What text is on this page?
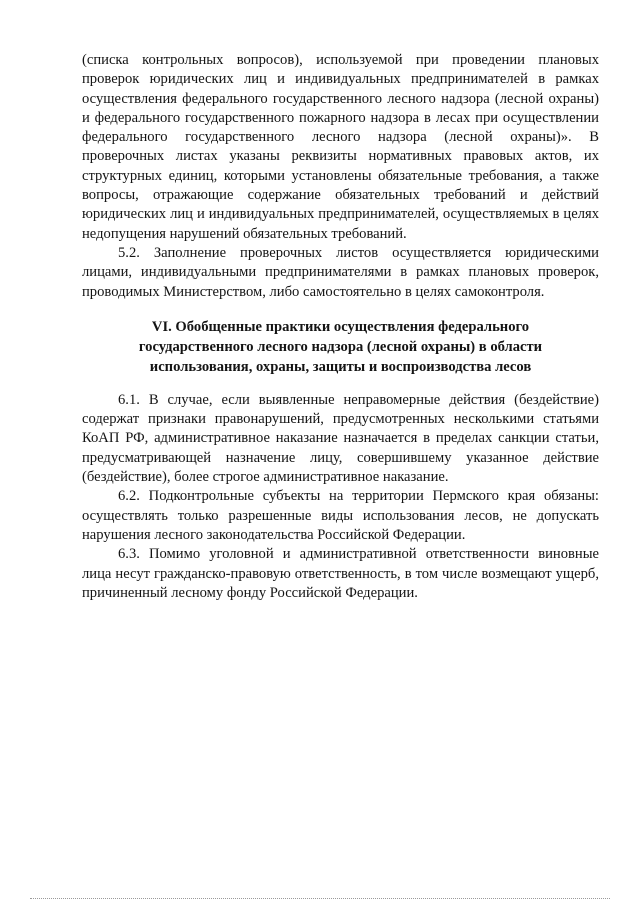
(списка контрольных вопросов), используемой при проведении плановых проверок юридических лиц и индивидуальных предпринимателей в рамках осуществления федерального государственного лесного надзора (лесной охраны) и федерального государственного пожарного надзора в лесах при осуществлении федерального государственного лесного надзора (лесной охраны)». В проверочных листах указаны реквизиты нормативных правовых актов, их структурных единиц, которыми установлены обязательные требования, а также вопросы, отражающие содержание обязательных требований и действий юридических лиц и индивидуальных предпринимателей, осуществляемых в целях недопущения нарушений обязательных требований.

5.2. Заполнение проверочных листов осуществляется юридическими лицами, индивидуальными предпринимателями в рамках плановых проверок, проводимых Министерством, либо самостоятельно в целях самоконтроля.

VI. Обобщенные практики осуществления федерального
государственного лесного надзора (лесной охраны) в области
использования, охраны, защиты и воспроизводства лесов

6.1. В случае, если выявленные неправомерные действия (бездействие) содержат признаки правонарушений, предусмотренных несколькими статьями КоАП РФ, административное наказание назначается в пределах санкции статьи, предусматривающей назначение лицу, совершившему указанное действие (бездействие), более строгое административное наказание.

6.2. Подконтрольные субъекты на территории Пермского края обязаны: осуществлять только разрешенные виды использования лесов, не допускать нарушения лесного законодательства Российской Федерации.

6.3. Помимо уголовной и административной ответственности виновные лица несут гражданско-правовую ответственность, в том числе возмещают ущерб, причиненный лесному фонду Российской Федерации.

==================================================

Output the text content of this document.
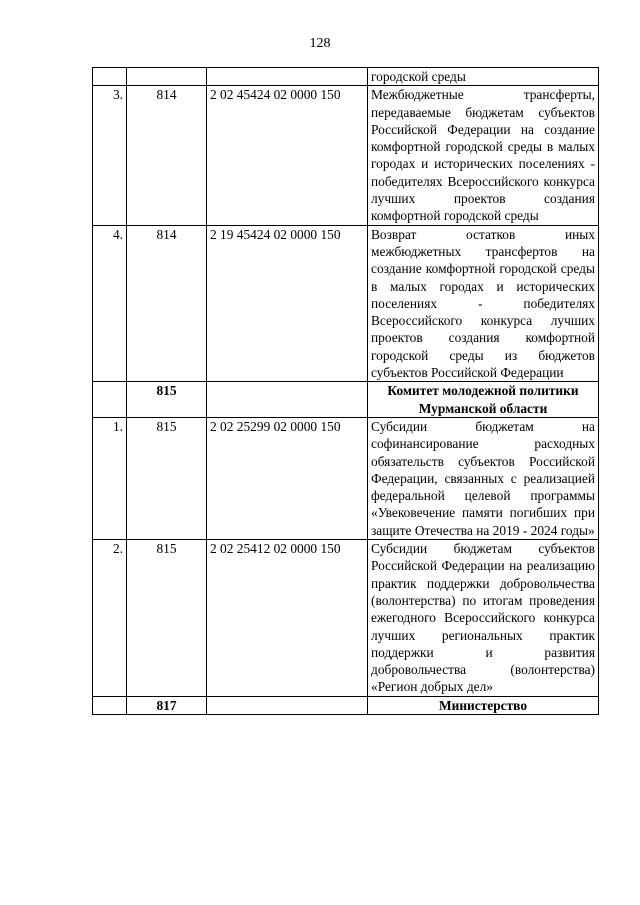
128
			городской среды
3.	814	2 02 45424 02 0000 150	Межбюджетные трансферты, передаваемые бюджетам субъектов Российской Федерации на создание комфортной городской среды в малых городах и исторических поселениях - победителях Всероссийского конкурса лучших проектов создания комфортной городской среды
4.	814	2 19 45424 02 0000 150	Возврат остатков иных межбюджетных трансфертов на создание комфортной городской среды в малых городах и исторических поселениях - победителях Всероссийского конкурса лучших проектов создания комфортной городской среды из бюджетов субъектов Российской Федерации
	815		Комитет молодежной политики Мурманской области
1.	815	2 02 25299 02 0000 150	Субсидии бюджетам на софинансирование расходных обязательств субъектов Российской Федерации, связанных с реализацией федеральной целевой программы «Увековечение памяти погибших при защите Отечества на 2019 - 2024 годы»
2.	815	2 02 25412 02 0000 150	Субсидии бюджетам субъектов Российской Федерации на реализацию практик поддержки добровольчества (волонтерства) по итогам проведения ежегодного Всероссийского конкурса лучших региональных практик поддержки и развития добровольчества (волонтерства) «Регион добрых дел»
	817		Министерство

==================================================

> [Exercise goal] Where a line of the entries contains the word "лесной", copy that line.

> [Answer to this task]
(списка контрольных вопросов), используемой при проведении плановых проверок юридических лиц и индивидуальных предпринимателей в рамках осуществления федерального государственного лесного надзора (лесной охраны) и федерального государственного пожарного надзора в лесах при осуществлении федерального государственного лесного надзора (лесной охраны)». В проверочных листах указаны реквизиты нормативных правовых актов, их структурных единиц, которыми установлены обязательные требования, а также вопросы, отражающие содержание обязательных требований и действий юридических лиц и индивидуальных предпринимателей, осуществляемых в целях недопущения нарушений обязательных требований.
государственного лесного надзора (лесной охраны) в области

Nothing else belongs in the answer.